- TASK STATEMENT -
Each line in the entries that has the word "Actinobacteria" has to be copied.

- ENTRIES SUPPLIED -
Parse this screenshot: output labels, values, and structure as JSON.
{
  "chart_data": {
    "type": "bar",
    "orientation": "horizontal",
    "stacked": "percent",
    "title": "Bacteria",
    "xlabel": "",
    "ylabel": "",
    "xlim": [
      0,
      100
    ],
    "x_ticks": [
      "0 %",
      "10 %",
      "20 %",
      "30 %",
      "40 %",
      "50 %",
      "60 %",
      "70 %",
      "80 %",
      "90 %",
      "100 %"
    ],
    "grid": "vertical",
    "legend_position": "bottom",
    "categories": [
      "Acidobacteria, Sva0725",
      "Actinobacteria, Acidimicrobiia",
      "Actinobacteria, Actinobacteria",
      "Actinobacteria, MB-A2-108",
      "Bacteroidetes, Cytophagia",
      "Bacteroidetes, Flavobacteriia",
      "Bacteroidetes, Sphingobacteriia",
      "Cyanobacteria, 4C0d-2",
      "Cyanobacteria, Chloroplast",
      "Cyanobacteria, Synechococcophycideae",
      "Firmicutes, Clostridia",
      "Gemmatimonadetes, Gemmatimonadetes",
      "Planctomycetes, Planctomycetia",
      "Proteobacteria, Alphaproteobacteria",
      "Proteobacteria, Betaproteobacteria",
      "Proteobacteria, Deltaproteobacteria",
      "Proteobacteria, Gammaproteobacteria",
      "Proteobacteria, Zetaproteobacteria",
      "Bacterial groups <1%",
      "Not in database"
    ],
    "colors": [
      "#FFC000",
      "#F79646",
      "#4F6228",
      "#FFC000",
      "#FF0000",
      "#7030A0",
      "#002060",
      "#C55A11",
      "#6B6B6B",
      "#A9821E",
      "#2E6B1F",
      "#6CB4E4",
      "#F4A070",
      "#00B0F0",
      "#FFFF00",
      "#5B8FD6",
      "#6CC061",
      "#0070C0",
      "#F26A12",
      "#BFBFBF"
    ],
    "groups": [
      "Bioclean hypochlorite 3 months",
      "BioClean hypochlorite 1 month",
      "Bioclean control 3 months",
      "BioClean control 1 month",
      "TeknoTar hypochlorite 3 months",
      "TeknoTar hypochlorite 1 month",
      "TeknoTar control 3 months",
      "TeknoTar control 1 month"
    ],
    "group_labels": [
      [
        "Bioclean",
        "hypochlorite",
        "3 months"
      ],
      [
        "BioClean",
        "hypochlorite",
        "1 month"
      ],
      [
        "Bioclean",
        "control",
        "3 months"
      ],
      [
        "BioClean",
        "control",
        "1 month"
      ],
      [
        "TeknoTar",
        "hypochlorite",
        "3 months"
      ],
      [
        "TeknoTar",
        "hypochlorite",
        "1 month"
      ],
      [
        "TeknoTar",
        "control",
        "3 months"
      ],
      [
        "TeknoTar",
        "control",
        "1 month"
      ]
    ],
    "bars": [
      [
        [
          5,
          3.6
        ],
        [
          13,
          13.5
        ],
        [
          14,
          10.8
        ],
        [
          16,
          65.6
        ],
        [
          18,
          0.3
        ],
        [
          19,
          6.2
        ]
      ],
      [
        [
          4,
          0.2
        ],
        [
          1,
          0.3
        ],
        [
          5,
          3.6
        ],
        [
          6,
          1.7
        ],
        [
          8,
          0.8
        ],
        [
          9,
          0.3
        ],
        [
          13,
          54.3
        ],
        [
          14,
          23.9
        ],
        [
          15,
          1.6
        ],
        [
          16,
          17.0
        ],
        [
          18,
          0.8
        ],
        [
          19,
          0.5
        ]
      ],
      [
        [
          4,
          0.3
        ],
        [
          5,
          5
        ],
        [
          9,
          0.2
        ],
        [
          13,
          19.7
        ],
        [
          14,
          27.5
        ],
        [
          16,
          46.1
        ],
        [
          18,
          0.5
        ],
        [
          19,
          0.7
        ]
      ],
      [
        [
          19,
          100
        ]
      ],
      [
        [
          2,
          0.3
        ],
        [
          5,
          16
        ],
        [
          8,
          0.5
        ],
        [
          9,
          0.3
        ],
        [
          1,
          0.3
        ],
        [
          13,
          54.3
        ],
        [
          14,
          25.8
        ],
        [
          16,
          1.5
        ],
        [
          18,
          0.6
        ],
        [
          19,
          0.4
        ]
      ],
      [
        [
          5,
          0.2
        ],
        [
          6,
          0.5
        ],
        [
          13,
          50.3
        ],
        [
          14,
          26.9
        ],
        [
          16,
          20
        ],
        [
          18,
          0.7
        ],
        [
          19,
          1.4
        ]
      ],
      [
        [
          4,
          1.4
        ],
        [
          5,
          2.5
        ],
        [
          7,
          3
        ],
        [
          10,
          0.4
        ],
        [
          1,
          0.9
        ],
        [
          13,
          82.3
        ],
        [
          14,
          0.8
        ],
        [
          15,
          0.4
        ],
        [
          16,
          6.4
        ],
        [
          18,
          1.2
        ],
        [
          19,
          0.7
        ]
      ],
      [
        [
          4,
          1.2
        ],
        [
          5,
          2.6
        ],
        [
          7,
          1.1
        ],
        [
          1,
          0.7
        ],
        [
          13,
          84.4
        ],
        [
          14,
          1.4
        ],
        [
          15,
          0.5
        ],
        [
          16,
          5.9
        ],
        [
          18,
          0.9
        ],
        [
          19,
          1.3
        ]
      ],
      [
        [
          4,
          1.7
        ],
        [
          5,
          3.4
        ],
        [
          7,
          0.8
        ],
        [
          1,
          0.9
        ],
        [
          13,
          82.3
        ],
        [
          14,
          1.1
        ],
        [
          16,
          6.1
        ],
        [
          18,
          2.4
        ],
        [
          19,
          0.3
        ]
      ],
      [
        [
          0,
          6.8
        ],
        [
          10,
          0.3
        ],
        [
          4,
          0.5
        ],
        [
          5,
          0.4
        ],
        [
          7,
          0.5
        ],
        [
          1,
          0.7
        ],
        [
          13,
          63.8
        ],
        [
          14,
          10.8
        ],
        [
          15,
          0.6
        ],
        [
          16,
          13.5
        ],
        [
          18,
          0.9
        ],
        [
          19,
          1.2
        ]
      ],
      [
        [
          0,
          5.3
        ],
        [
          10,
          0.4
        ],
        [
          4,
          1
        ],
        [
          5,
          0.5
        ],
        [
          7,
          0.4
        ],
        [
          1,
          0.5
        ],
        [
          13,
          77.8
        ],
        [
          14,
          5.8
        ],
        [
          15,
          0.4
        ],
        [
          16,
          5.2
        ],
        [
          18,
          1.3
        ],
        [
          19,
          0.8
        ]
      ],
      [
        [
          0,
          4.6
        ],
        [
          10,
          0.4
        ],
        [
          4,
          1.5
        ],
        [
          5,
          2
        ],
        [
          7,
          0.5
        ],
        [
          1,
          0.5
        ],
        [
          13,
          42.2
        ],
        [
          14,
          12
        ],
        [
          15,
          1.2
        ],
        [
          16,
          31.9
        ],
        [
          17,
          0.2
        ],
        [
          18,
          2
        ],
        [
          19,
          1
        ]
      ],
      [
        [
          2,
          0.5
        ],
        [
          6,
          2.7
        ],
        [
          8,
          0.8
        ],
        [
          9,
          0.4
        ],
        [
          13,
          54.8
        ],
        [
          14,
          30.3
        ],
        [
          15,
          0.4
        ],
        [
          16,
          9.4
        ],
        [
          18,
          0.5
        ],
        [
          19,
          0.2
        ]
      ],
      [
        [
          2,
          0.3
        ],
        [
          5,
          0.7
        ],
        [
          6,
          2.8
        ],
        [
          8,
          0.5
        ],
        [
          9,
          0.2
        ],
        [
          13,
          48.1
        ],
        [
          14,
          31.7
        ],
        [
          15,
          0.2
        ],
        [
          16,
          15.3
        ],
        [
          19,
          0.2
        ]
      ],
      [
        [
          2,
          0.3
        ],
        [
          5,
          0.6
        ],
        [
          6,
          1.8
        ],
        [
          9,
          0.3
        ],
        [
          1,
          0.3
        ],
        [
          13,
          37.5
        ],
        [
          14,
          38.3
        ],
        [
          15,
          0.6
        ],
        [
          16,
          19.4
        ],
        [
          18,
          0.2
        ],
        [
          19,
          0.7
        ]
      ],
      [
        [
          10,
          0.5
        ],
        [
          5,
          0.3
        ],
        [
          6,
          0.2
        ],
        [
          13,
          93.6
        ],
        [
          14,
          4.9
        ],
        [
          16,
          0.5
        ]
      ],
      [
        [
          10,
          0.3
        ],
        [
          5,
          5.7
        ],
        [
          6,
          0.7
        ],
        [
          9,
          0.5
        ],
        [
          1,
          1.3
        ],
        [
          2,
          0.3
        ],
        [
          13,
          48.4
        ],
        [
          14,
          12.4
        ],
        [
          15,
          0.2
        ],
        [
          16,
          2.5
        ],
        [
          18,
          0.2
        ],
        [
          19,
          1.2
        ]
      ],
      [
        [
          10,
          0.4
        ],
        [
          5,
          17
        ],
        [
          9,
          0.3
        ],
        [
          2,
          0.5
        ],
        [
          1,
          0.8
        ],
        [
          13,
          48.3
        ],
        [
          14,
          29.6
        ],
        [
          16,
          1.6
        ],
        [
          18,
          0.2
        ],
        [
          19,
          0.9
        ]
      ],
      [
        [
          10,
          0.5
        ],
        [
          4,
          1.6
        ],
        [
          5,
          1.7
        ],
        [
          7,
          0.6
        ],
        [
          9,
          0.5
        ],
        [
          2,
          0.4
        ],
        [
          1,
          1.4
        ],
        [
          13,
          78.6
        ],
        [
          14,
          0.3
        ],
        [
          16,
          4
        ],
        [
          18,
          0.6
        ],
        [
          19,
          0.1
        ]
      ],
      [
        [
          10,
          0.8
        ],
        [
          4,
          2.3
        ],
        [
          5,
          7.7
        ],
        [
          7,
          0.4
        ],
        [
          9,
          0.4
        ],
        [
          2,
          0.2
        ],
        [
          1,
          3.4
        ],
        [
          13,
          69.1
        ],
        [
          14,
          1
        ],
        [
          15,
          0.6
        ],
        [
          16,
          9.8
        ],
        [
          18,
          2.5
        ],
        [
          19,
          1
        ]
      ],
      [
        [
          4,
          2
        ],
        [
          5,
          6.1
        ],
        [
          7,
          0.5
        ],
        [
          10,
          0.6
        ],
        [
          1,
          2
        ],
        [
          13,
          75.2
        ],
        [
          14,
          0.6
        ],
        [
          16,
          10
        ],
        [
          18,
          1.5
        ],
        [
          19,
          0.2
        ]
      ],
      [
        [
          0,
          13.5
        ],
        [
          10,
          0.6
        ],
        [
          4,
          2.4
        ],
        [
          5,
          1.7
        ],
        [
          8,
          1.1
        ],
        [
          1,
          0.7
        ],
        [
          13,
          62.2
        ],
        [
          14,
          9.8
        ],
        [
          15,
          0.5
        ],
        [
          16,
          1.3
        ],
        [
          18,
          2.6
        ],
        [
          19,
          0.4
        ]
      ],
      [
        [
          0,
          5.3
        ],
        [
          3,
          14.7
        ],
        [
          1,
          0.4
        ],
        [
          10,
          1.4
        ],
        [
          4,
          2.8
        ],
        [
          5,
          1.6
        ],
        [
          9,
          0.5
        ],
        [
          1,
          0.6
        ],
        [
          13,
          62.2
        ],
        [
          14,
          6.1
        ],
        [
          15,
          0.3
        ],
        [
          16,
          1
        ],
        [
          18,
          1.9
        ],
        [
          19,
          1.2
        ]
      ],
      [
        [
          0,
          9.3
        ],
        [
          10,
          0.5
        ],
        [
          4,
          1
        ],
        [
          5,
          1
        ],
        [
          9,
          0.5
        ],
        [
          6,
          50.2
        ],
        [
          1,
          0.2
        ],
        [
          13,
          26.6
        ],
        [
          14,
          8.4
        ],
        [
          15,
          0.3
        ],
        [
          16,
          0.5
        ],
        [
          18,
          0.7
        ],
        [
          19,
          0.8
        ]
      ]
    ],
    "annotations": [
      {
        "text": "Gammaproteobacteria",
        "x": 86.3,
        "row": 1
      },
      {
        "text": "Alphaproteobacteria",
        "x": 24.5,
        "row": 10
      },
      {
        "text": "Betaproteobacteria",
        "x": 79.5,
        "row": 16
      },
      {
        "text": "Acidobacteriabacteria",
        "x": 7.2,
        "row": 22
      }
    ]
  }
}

- SOLUTION -
      "Actinobacteria, Acidimicrobiia",
      "Actinobacteria, Actinobacteria",
      "Actinobacteria, MB-A2-108",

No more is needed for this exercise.